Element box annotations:
========================================
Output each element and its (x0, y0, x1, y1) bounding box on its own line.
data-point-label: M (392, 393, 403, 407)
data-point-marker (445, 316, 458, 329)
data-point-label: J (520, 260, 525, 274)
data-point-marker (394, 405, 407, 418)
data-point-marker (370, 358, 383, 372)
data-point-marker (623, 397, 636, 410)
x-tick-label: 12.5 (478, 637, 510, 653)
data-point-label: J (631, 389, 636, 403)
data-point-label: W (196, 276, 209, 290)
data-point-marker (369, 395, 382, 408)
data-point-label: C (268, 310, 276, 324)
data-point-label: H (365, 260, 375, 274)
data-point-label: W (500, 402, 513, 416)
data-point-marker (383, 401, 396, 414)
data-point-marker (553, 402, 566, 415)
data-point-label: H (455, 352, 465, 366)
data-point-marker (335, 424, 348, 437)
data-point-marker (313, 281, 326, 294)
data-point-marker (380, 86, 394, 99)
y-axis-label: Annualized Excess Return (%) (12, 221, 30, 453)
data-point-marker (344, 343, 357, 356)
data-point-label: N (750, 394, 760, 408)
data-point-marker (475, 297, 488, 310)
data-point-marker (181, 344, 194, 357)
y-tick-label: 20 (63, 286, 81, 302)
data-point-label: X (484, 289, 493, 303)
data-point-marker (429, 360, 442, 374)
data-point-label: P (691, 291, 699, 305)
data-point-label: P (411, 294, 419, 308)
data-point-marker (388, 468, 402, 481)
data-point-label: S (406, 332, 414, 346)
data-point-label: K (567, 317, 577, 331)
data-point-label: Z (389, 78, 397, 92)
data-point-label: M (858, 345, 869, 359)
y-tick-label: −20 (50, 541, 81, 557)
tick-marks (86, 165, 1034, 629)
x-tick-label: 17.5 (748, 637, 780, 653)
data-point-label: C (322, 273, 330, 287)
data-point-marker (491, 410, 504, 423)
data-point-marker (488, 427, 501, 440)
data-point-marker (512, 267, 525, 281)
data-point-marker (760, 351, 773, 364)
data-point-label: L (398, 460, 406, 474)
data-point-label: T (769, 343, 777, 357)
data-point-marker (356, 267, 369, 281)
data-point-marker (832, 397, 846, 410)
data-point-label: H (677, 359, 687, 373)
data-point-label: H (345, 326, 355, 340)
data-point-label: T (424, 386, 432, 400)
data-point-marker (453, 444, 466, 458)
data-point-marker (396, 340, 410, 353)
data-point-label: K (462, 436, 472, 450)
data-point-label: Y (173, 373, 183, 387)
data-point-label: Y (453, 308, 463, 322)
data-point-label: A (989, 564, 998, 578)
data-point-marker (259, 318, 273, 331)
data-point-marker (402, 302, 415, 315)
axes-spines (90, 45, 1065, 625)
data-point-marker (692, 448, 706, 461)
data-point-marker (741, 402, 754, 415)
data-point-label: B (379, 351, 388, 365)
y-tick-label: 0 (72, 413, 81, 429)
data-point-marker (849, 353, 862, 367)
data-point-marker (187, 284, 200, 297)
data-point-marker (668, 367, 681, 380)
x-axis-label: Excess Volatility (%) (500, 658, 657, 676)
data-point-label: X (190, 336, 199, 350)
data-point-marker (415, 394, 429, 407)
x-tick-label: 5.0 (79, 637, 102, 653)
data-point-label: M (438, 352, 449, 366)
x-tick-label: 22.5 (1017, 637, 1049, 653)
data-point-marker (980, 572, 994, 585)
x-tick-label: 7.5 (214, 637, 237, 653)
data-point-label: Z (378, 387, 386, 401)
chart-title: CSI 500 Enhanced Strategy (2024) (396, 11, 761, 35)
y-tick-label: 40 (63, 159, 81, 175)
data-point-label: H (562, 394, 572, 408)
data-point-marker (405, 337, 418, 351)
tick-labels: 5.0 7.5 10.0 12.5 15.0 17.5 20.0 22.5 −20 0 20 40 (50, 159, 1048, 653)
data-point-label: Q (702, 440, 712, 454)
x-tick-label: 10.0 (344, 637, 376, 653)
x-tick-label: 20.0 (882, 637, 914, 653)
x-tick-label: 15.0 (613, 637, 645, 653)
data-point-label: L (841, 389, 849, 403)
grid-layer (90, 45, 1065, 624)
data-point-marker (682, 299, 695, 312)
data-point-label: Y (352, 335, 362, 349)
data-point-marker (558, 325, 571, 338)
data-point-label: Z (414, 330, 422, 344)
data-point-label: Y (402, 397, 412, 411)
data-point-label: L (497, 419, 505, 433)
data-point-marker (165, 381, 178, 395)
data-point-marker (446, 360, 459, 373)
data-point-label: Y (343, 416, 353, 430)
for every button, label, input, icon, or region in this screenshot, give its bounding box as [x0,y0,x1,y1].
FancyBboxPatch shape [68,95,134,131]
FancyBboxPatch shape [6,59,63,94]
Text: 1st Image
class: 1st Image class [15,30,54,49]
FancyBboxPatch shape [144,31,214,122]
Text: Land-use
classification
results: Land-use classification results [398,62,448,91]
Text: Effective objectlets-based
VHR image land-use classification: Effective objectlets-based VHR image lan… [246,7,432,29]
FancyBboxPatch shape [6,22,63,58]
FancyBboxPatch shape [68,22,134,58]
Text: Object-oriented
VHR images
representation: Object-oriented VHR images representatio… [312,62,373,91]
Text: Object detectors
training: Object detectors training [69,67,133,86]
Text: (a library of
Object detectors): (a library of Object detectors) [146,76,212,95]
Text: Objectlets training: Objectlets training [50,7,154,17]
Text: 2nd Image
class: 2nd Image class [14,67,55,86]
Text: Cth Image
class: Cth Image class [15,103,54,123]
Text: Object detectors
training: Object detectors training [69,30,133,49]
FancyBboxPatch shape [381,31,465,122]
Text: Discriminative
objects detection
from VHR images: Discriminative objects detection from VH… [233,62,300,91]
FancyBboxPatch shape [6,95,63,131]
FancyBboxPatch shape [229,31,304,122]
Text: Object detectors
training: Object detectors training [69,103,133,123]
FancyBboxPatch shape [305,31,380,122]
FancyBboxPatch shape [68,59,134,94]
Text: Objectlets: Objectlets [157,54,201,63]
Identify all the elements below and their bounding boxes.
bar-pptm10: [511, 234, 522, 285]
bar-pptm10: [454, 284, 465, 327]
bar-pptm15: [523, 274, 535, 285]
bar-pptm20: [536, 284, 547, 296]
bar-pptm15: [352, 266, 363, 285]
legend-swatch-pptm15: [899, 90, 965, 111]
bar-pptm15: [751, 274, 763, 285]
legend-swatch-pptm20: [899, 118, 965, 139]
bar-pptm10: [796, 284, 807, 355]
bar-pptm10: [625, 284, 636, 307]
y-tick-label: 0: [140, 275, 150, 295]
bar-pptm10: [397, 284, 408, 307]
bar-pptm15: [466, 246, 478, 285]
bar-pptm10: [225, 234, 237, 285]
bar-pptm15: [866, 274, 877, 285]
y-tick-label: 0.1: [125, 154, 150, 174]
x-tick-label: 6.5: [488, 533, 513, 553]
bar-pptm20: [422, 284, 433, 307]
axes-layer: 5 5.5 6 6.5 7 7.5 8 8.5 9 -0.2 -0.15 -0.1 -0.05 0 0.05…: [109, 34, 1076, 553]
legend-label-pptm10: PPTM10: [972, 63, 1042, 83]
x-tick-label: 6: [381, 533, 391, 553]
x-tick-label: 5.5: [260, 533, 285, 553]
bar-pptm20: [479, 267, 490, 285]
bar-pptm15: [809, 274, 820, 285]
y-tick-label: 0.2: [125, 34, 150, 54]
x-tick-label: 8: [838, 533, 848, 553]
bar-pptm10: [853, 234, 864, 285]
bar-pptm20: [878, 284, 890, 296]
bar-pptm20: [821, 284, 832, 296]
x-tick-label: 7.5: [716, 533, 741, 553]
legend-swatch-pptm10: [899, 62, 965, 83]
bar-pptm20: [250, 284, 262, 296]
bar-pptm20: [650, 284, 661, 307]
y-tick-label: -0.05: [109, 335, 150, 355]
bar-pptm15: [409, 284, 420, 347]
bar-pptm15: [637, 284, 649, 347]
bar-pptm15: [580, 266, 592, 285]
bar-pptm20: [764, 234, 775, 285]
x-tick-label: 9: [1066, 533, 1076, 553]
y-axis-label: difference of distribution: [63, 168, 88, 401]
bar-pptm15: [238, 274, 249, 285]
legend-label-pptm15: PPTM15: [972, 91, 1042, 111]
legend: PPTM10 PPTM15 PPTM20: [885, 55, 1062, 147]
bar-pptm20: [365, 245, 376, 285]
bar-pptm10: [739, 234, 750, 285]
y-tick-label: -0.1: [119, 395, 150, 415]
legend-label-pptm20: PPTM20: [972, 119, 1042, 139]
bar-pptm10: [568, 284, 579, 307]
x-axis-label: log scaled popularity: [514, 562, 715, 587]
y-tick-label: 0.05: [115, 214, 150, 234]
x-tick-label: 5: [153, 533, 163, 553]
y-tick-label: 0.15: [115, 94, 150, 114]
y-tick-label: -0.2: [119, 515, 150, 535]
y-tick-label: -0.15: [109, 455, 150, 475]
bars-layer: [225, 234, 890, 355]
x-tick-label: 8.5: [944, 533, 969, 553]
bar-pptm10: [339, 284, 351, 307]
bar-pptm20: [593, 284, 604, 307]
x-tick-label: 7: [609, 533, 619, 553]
========================================
Copy the rows from the start of the records through the line containing "data-point-marker (370, 358, 383, 372)", inclusive, reproducing each line unchanged.

Problem solution:
Output each element and its (x0, y0, x1, y1) bounding box on its own line.
data-point-label: M (392, 393, 403, 407)
data-point-marker (445, 316, 458, 329)
data-point-label: J (520, 260, 525, 274)
data-point-marker (394, 405, 407, 418)
data-point-marker (370, 358, 383, 372)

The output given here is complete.